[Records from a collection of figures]
===============

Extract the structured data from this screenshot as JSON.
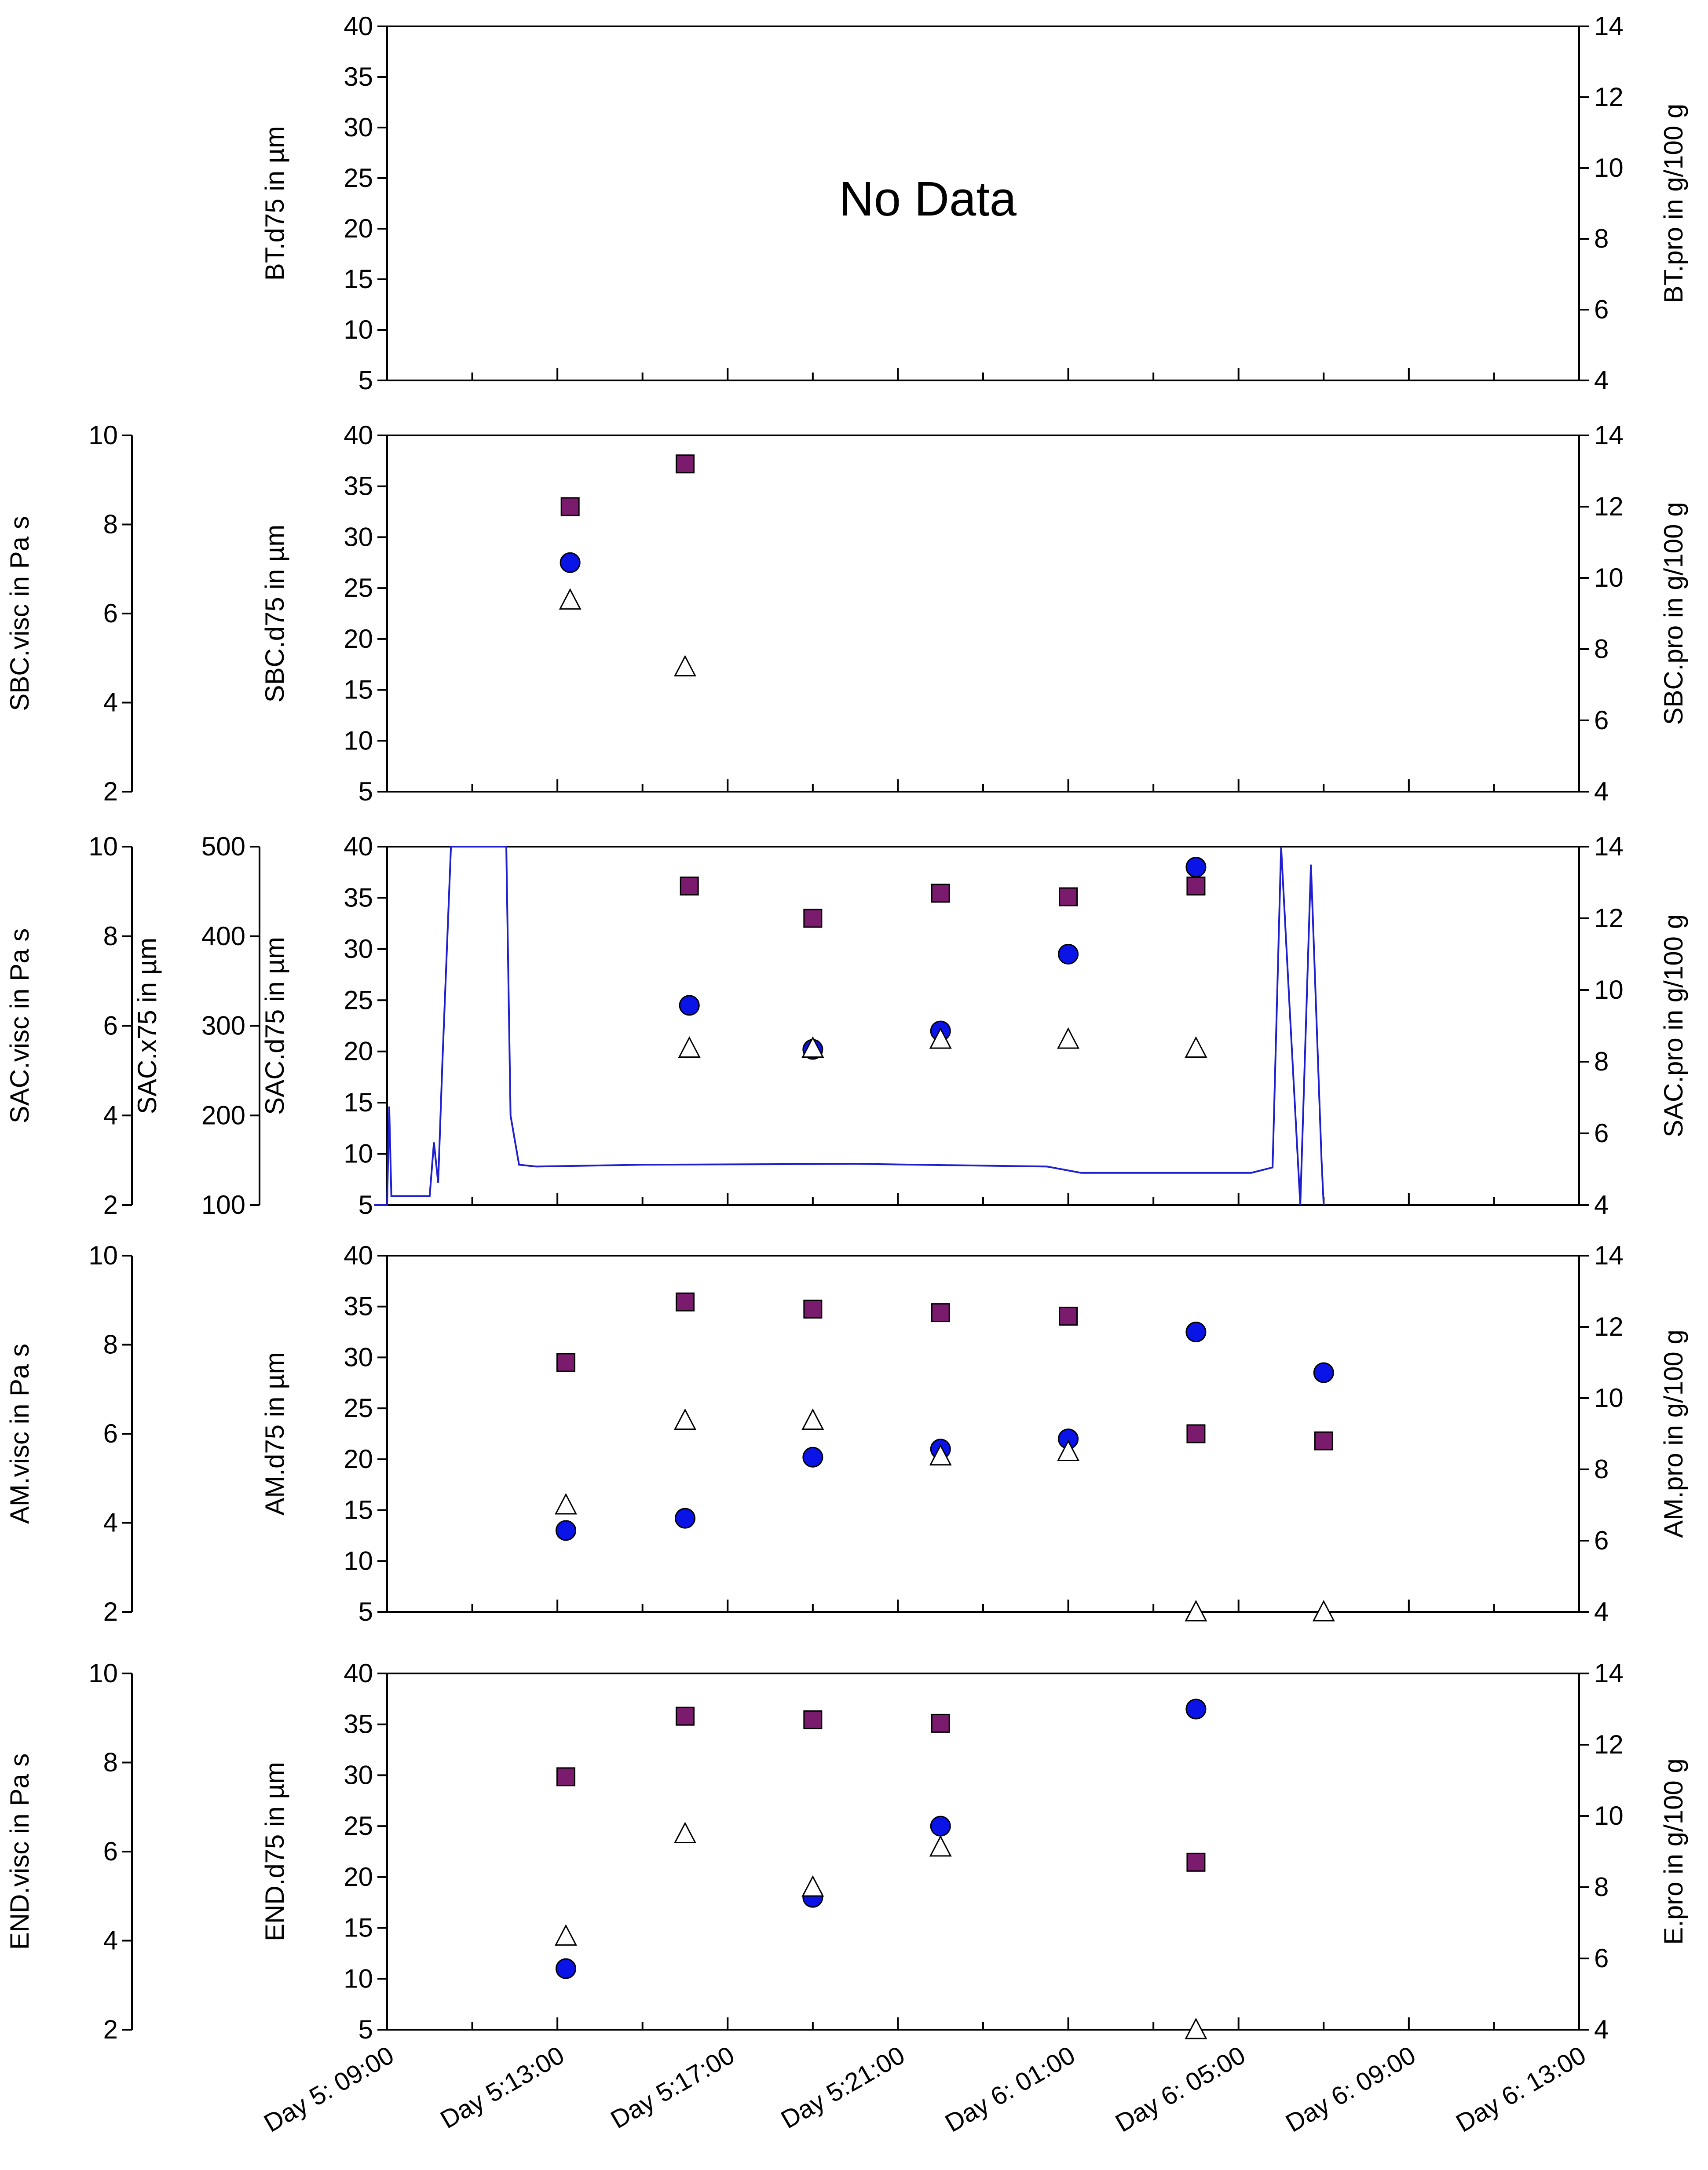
{
  "chart_data": [
    {
      "type": "scatter",
      "panel": "BT",
      "note": "No Data",
      "left_axes": [
        {
          "label": "BT.d75 in µm",
          "ticks": [
            "5",
            "10",
            "15",
            "20",
            "25",
            "30",
            "35",
            "40"
          ],
          "range": [
            5,
            40
          ]
        }
      ],
      "right_axis": {
        "label": "BT.pro in g/100 g",
        "ticks": [
          "4",
          "6",
          "8",
          "10",
          "12",
          "14"
        ],
        "range": [
          4,
          14
        ]
      },
      "series": []
    },
    {
      "type": "scatter",
      "panel": "SBC",
      "left_axes": [
        {
          "label": "SBC.visc in Pa s",
          "ticks": [
            "2",
            "4",
            "6",
            "8",
            "10"
          ],
          "range": [
            2,
            10
          ]
        },
        {
          "label": "SBC.d75 in µm",
          "ticks": [
            "5",
            "10",
            "15",
            "20",
            "25",
            "30",
            "35",
            "40"
          ],
          "range": [
            5,
            40
          ]
        }
      ],
      "right_axis": {
        "label": "SBC.pro in g/100 g",
        "ticks": [
          "4",
          "6",
          "8",
          "10",
          "12",
          "14"
        ],
        "range": [
          4,
          14
        ]
      },
      "series": [
        {
          "name": "pro",
          "marker": "square",
          "color": "#7b1b6e",
          "points": [
            [
              4.3,
              12.0
            ],
            [
              7.0,
              13.2
            ]
          ]
        },
        {
          "name": "d75",
          "marker": "circle",
          "color": "#0a14e6",
          "points": [
            [
              4.3,
              27.5
            ]
          ]
        },
        {
          "name": "visc",
          "marker": "triangle",
          "color": "#ffffff",
          "points": [
            [
              4.3,
              6.3
            ],
            [
              7.0,
              4.8
            ]
          ]
        }
      ]
    },
    {
      "type": "scatter",
      "panel": "SAC",
      "left_axes": [
        {
          "label": "SAC.visc in Pa s",
          "ticks": [
            "2",
            "4",
            "6",
            "8",
            "10"
          ],
          "range": [
            2,
            10
          ]
        },
        {
          "label": "SAC.x75 in µm",
          "ticks": [
            "100",
            "200",
            "300",
            "400",
            "500"
          ],
          "range": [
            100,
            500
          ]
        },
        {
          "label": "SAC.d75 in µm",
          "ticks": [
            "5",
            "10",
            "15",
            "20",
            "25",
            "30",
            "35",
            "40"
          ],
          "range": [
            5,
            40
          ]
        }
      ],
      "right_axis": {
        "label": "SAC.pro in g/100 g",
        "ticks": [
          "4",
          "6",
          "8",
          "10",
          "12",
          "14"
        ],
        "range": [
          4,
          14
        ]
      },
      "series": [
        {
          "name": "pro",
          "marker": "square",
          "color": "#7b1b6e",
          "points": [
            [
              7.1,
              12.9
            ],
            [
              10.0,
              12.0
            ],
            [
              13.0,
              12.7
            ],
            [
              16.0,
              12.6
            ],
            [
              19.0,
              12.9
            ]
          ]
        },
        {
          "name": "d75",
          "marker": "circle",
          "color": "#0a14e6",
          "points": [
            [
              7.1,
              24.5
            ],
            [
              10.0,
              20.2
            ],
            [
              13.0,
              22.0
            ],
            [
              16.0,
              29.5
            ],
            [
              19.0,
              38.0
            ]
          ]
        },
        {
          "name": "visc",
          "marker": "triangle",
          "color": "#ffffff",
          "points": [
            [
              7.1,
              5.5
            ],
            [
              10.0,
              5.5
            ],
            [
              13.0,
              5.7
            ],
            [
              16.0,
              5.7
            ],
            [
              19.0,
              5.5
            ]
          ]
        },
        {
          "name": "x75",
          "style": "line",
          "color": "#1f1fd0",
          "points": [
            [
              -0.3,
              100
            ],
            [
              0.0,
              100
            ],
            [
              0.05,
              210
            ],
            [
              0.1,
              110
            ],
            [
              1.0,
              110
            ],
            [
              1.1,
              170
            ],
            [
              1.2,
              125
            ],
            [
              1.3,
              260
            ],
            [
              1.5,
              500
            ],
            [
              2.8,
              500
            ],
            [
              2.9,
              200
            ],
            [
              3.1,
              145
            ],
            [
              3.5,
              143
            ],
            [
              6.0,
              145
            ],
            [
              11.0,
              146
            ],
            [
              15.5,
              143
            ],
            [
              16.3,
              136
            ],
            [
              20.3,
              136
            ],
            [
              20.8,
              142
            ],
            [
              21.0,
              500
            ],
            [
              21.2,
              320
            ],
            [
              21.45,
              100
            ],
            [
              21.7,
              480
            ],
            [
              21.95,
              150
            ],
            [
              22.0,
              100
            ]
          ]
        }
      ]
    },
    {
      "type": "scatter",
      "panel": "AM",
      "left_axes": [
        {
          "label": "AM.visc in Pa s",
          "ticks": [
            "2",
            "4",
            "6",
            "8",
            "10"
          ],
          "range": [
            2,
            10
          ]
        },
        {
          "label": "AM.d75 in µm",
          "ticks": [
            "5",
            "10",
            "15",
            "20",
            "25",
            "30",
            "35",
            "40"
          ],
          "range": [
            5,
            40
          ]
        }
      ],
      "right_axis": {
        "label": "AM.pro in g/100 g",
        "ticks": [
          "4",
          "6",
          "8",
          "10",
          "12",
          "14"
        ],
        "range": [
          4,
          14
        ]
      },
      "series": [
        {
          "name": "pro",
          "marker": "square",
          "color": "#7b1b6e",
          "points": [
            [
              4.2,
              11.0
            ],
            [
              7.0,
              12.7
            ],
            [
              10.0,
              12.5
            ],
            [
              13.0,
              12.4
            ],
            [
              16.0,
              12.3
            ],
            [
              19.0,
              9.0
            ],
            [
              22.0,
              8.8
            ]
          ]
        },
        {
          "name": "d75",
          "marker": "circle",
          "color": "#0a14e6",
          "points": [
            [
              4.2,
              13.0
            ],
            [
              7.0,
              14.2
            ],
            [
              10.0,
              20.2
            ],
            [
              13.0,
              21.0
            ],
            [
              16.0,
              22.0
            ],
            [
              19.0,
              32.5
            ],
            [
              22.0,
              28.5
            ]
          ]
        },
        {
          "name": "visc",
          "marker": "triangle",
          "color": "#ffffff",
          "points": [
            [
              4.2,
              4.4
            ],
            [
              7.0,
              6.3
            ],
            [
              10.0,
              6.3
            ],
            [
              13.0,
              5.5
            ],
            [
              16.0,
              5.6
            ],
            [
              19.0,
              2.0
            ],
            [
              22.0,
              2.0
            ]
          ]
        }
      ]
    },
    {
      "type": "scatter",
      "panel": "END",
      "left_axes": [
        {
          "label": "END.visc in Pa s",
          "ticks": [
            "2",
            "4",
            "6",
            "8",
            "10"
          ],
          "range": [
            2,
            10
          ]
        },
        {
          "label": "END.d75 in µm",
          "ticks": [
            "5",
            "10",
            "15",
            "20",
            "25",
            "30",
            "35",
            "40"
          ],
          "range": [
            5,
            40
          ]
        }
      ],
      "right_axis": {
        "label": "E.pro in g/100 g",
        "ticks": [
          "4",
          "6",
          "8",
          "10",
          "12",
          "14"
        ],
        "range": [
          4,
          14
        ]
      },
      "x_ticks": [
        "Day 5: 09:00",
        "Day 5:13:00",
        "Day 5:17:00",
        "Day 5:21:00",
        "Day 6: 01:00",
        "Day 6: 05:00",
        "Day 6: 09:00",
        "Day 6: 13:00"
      ],
      "x_range": [
        0,
        28
      ],
      "series": [
        {
          "name": "pro",
          "marker": "square",
          "color": "#7b1b6e",
          "points": [
            [
              4.2,
              11.1
            ],
            [
              7.0,
              12.8
            ],
            [
              10.0,
              12.7
            ],
            [
              13.0,
              12.6
            ],
            [
              19.0,
              8.7
            ]
          ]
        },
        {
          "name": "d75",
          "marker": "circle",
          "color": "#0a14e6",
          "points": [
            [
              4.2,
              11.0
            ],
            [
              7.0,
              null
            ],
            [
              10.0,
              18.0
            ],
            [
              13.0,
              25.0
            ],
            [
              19.0,
              36.5
            ]
          ]
        },
        {
          "name": "visc",
          "marker": "triangle",
          "color": "#ffffff",
          "points": [
            [
              4.2,
              4.1
            ],
            [
              7.0,
              6.4
            ],
            [
              10.0,
              5.2
            ],
            [
              13.0,
              6.1
            ],
            [
              19.0,
              2.0
            ]
          ]
        }
      ]
    }
  ]
}
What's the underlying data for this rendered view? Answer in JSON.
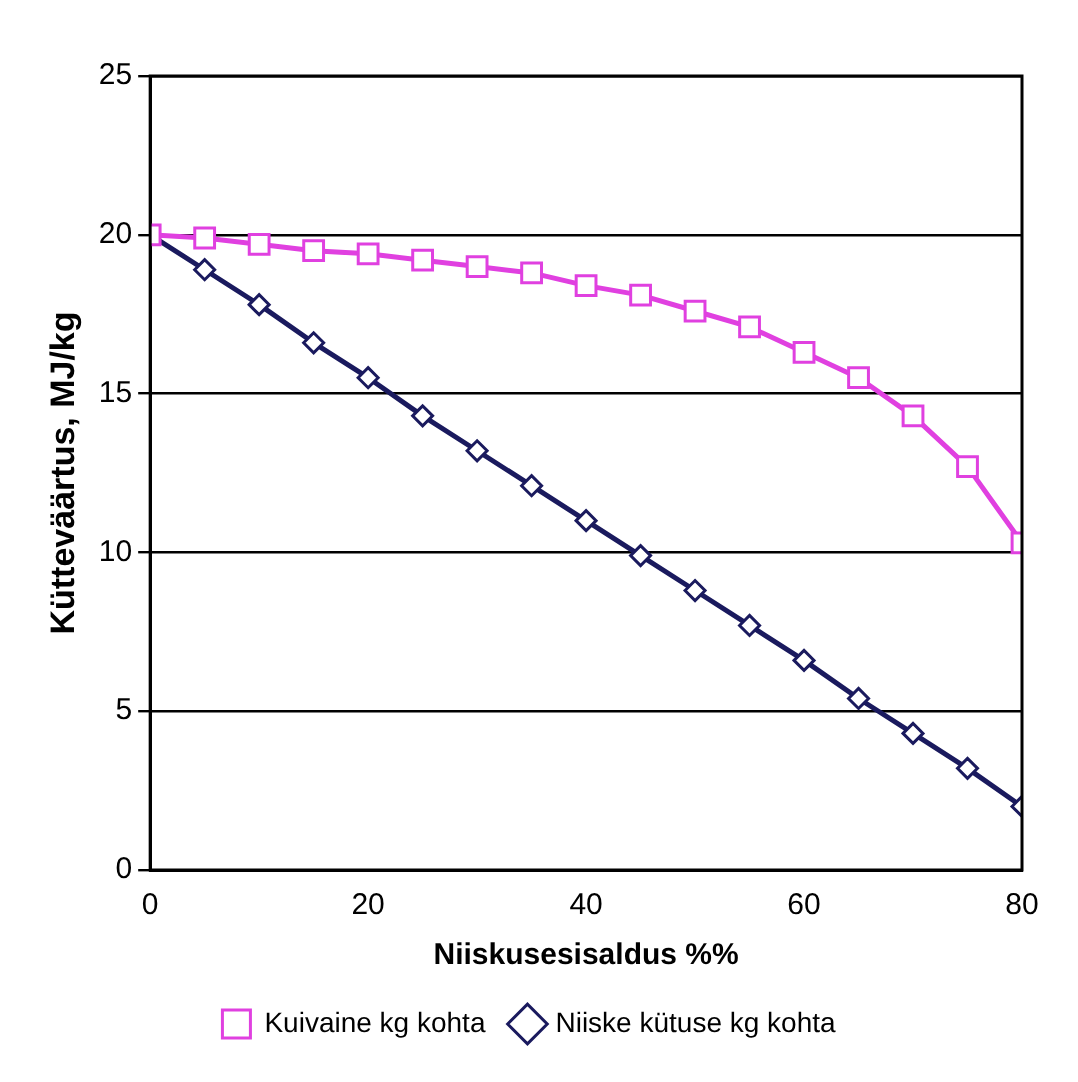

===============

* _DO THIS_
Identify each line in the entries with the word "panel" and copy it.

* _THE RESULT_
      "panel": "BT",
      "panel": "SBC",
      "panel": "SAC",
      "panel": "AM",
      "panel": "END",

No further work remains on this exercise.